--- Quelltext ---

Russische Verluste: 500, 1351, 7.000, 10.000 oder 16.000? – Zahlen variieren extrem

Nach knapp einem Monat seit Beginn der Angriffe auf die Ukraine ist bereits eine hohe Anzahl an Menschen in diesem Krieg zu Tode gekommen, neben Soldaten auch Zivilist:innen. Offizielle Angaben über russische Verluste sind schwer zu erhalten. Und wenn, wirken sie beidseitig wenig realistisch. Dies mag auch daran liegen, dass es in Russland ein Gesetz gibt, welches ein Strafmaß bis zu 15 Jahren Haft vorsieht, falls Aussagen getätigt werden, die nicht der offiziellen Sprachregelung zum Einsatz der Armee folgen bzw. die Streitkräfte diffamieren. Dazu gehöre auch die Zahl der gefallenen Soldaten. So gibt es extrem variierende Schätzungen und (in)offizielle Zahlen. Mit dem Errechnen von Seriennummern von Medaillen von Gefallenen kann man vielleicht eine realistische Schätzung erhalten.

Dieser Krieg ist auch ein Kampf der Informationen

Laut ntv habe ein „hochrangiger NATO-Beamter“, der namentlich nicht weiter bekannt ist, gesagt, dass seine Quellen auf eine Opferzahl zwischen 7.000 und 15.000 russische Soldaten hindeuten. Die kremlnahe Zeitung Komsomolskaja Prawda sprach am 23.03.2022 hingegen in einem eilig wieder zurückgezogenen Artikel von knapp 10.000 russischen Soldaten, die in diesem Angriffskrieg ihr Leben verloren hätten. Bei der Gesamtzahl von 190.000 entsendeten russischen Soldaten wären dies bereits 5,3% der gesamten Truppe. Verletzte noch nicht mit einberechnet.

--- Aufgabe ---
Welche Zahlen stehen in der Überschrift des Quelltexts über russische Verluste? Stütze dich ausschließlich auf den Quelltext.

Gespeicherte Datensatzeinträge

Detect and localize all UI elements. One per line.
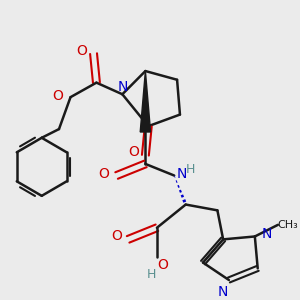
- Polygon shape: [140, 71, 151, 132]
- Text: H: H: [185, 163, 195, 176]
- Text: N: N: [218, 285, 228, 298]
- Text: N: N: [176, 167, 187, 181]
- Text: O: O: [111, 230, 122, 244]
- Text: O: O: [157, 259, 168, 272]
- Text: N: N: [261, 226, 272, 241]
- Text: O: O: [76, 44, 88, 58]
- Text: H: H: [146, 268, 156, 281]
- Text: N: N: [117, 80, 128, 94]
- Text: O: O: [128, 145, 139, 159]
- Text: O: O: [98, 167, 109, 181]
- Text: O: O: [52, 89, 63, 103]
- Text: CH₃: CH₃: [278, 220, 298, 230]
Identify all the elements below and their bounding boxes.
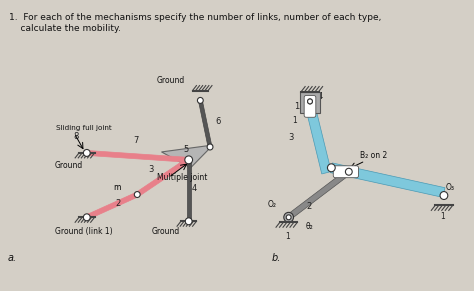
Circle shape [198, 97, 203, 103]
Text: m: m [113, 182, 120, 191]
Text: 7: 7 [133, 136, 138, 145]
Text: 8: 8 [73, 132, 79, 141]
Circle shape [284, 212, 293, 222]
Circle shape [308, 99, 312, 104]
Polygon shape [136, 158, 190, 197]
Text: 1: 1 [285, 232, 290, 241]
Circle shape [328, 164, 335, 172]
Text: 6: 6 [215, 117, 220, 126]
Circle shape [83, 150, 90, 156]
Circle shape [286, 215, 291, 220]
Bar [301, 92, 319, 113]
Text: 5: 5 [184, 145, 189, 154]
Text: 4: 4 [318, 93, 323, 102]
Polygon shape [305, 104, 331, 174]
Polygon shape [287, 169, 351, 220]
FancyBboxPatch shape [339, 167, 358, 176]
Polygon shape [87, 150, 189, 162]
Polygon shape [162, 145, 213, 168]
Text: calculate the mobility.: calculate the mobility. [9, 24, 121, 33]
Text: Ground (link 1): Ground (link 1) [55, 227, 112, 236]
Polygon shape [330, 163, 445, 197]
Circle shape [346, 168, 352, 175]
Text: Ground: Ground [152, 227, 180, 236]
Circle shape [440, 191, 448, 199]
Polygon shape [187, 160, 191, 221]
FancyBboxPatch shape [333, 166, 358, 178]
Text: 1: 1 [294, 102, 300, 111]
Circle shape [134, 191, 140, 198]
Text: B₂ on 2: B₂ on 2 [360, 151, 388, 160]
Circle shape [185, 156, 192, 164]
Text: Ground: Ground [55, 161, 83, 170]
Polygon shape [199, 100, 212, 148]
Text: Multiple joint: Multiple joint [157, 173, 207, 182]
Text: 1.  For each of the mechanisms specify the number of links, number of each type,: 1. For each of the mechanisms specify th… [9, 13, 382, 22]
Text: Sliding full joint: Sliding full joint [56, 125, 111, 131]
Text: 3: 3 [289, 133, 294, 141]
Text: 2: 2 [306, 202, 311, 211]
Text: O₂: O₂ [267, 200, 276, 210]
Circle shape [305, 97, 315, 107]
Text: a.: a. [7, 253, 16, 263]
Text: b.: b. [271, 253, 281, 263]
Text: 1: 1 [440, 212, 445, 221]
Text: O₃: O₃ [446, 182, 455, 191]
Circle shape [83, 214, 90, 221]
Text: θ₂: θ₂ [306, 222, 314, 231]
Text: 1: 1 [292, 116, 297, 125]
Circle shape [308, 99, 312, 104]
Text: 3: 3 [148, 165, 154, 174]
Text: 2: 2 [115, 199, 120, 208]
Circle shape [185, 218, 192, 225]
FancyBboxPatch shape [304, 95, 316, 117]
Polygon shape [86, 192, 138, 220]
Circle shape [207, 144, 213, 150]
Text: 4: 4 [191, 184, 197, 193]
Text: Ground: Ground [157, 76, 185, 85]
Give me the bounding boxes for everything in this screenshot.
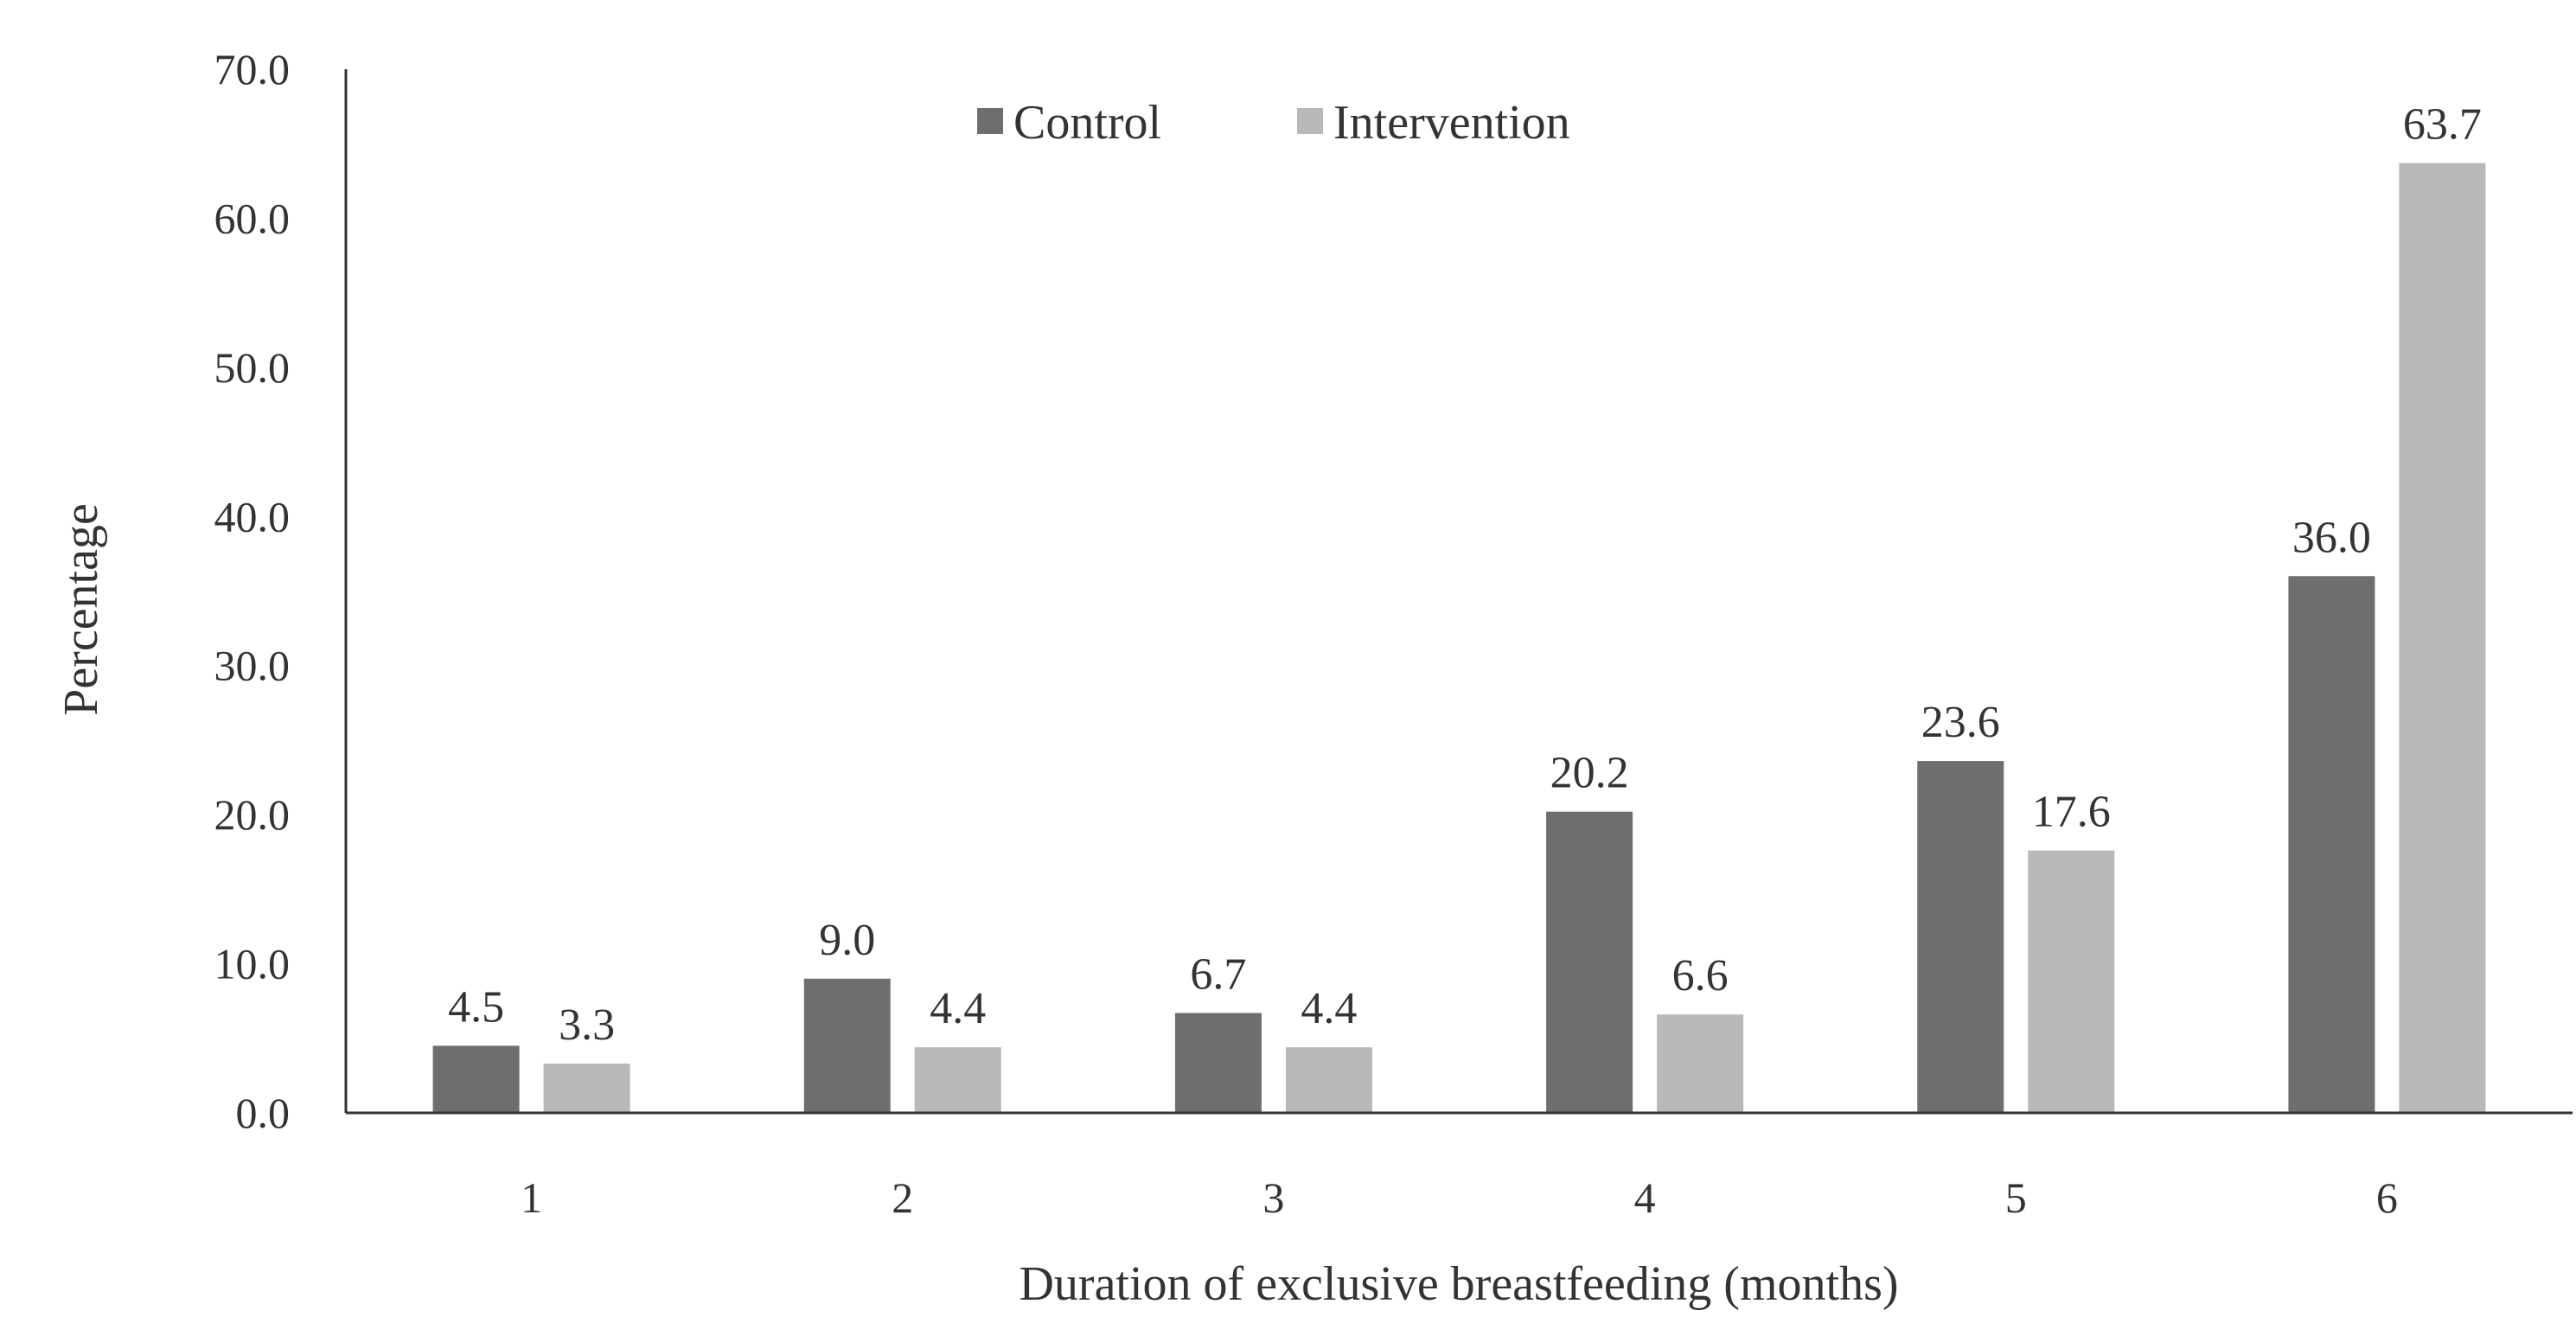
bar-control-2 — [803, 978, 891, 1113]
y-tick-label: 0.0 — [236, 1089, 291, 1137]
data-label-control-5: 23.6 — [1921, 698, 2000, 747]
data-label-intervention-5: 17.6 — [2032, 788, 2111, 837]
x-tick-label-6: 6 — [2376, 1173, 2398, 1222]
data-label-control-6: 36.0 — [2292, 513, 2371, 562]
x-axis-ticks: 1 2 3 4 5 6 — [521, 1173, 2398, 1222]
y-axis-title: Percentage — [54, 503, 108, 716]
y-tick-label: 30.0 — [214, 642, 291, 690]
data-label-control-2: 9.0 — [819, 916, 875, 965]
x-tick-label-5: 5 — [2005, 1173, 2027, 1222]
bar-intervention-4 — [1657, 1014, 1744, 1113]
data-label-control-1: 4.5 — [448, 982, 504, 1032]
legend-swatch-control — [977, 108, 1003, 134]
bar-intervention-1 — [543, 1064, 630, 1113]
bars — [432, 163, 2486, 1113]
data-label-control-4: 20.2 — [1550, 749, 1629, 798]
x-tick-label-3: 3 — [1262, 1173, 1284, 1222]
y-axis-ticks: 0.0 10.0 20.0 30.0 40.0 50.0 60.0 70.0 — [214, 45, 291, 1137]
bar-intervention-2 — [914, 1047, 1001, 1113]
y-tick-label: 10.0 — [214, 940, 291, 988]
legend: Control Intervention — [977, 96, 1570, 150]
x-tick-label-1: 1 — [521, 1173, 542, 1222]
bar-control-6 — [2288, 576, 2375, 1113]
data-label-intervention-4: 6.6 — [1672, 951, 1729, 1000]
bar-intervention-5 — [2028, 850, 2115, 1113]
y-tick-label: 70.0 — [214, 45, 291, 93]
y-tick-label: 40.0 — [214, 492, 291, 540]
data-labels: 4.5 3.3 9.0 4.4 6.7 4.4 20.2 6.6 23.6 17.6 36.0 63.… — [448, 100, 2482, 1050]
x-axis-title: Duration of exclusive breastfeeding (mon… — [1019, 1257, 1898, 1311]
legend-swatch-intervention — [1297, 108, 1323, 134]
y-tick-label: 20.0 — [214, 790, 291, 839]
data-label-control-3: 6.7 — [1190, 949, 1246, 999]
data-label-intervention-6: 63.7 — [2403, 100, 2482, 150]
data-label-intervention-1: 3.3 — [559, 1000, 615, 1050]
y-tick-label: 60.0 — [214, 194, 291, 242]
bar-control-1 — [432, 1045, 520, 1113]
x-tick-label-2: 2 — [892, 1173, 913, 1222]
x-tick-label-4: 4 — [1634, 1173, 1656, 1222]
y-tick-label: 50.0 — [214, 343, 291, 392]
bar-intervention-3 — [1285, 1047, 1372, 1113]
bar-control-4 — [1546, 811, 1633, 1113]
bar-control-5 — [1917, 761, 2004, 1113]
bar-intervention-6 — [2399, 163, 2486, 1113]
bar-control-3 — [1174, 1013, 1262, 1113]
legend-label-intervention: Intervention — [1333, 96, 1570, 150]
data-label-intervention-3: 4.4 — [1301, 984, 1357, 1033]
data-label-intervention-2: 4.4 — [930, 984, 986, 1033]
legend-label-control: Control — [1013, 96, 1161, 150]
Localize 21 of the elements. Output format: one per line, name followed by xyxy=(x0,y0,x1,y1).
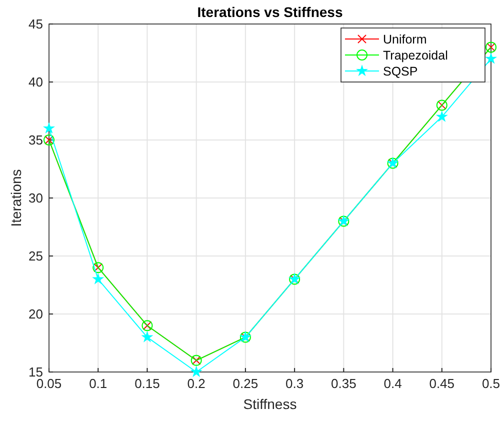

--- Lösung ---
500, 1351, 7.000, 10.000 und 16.000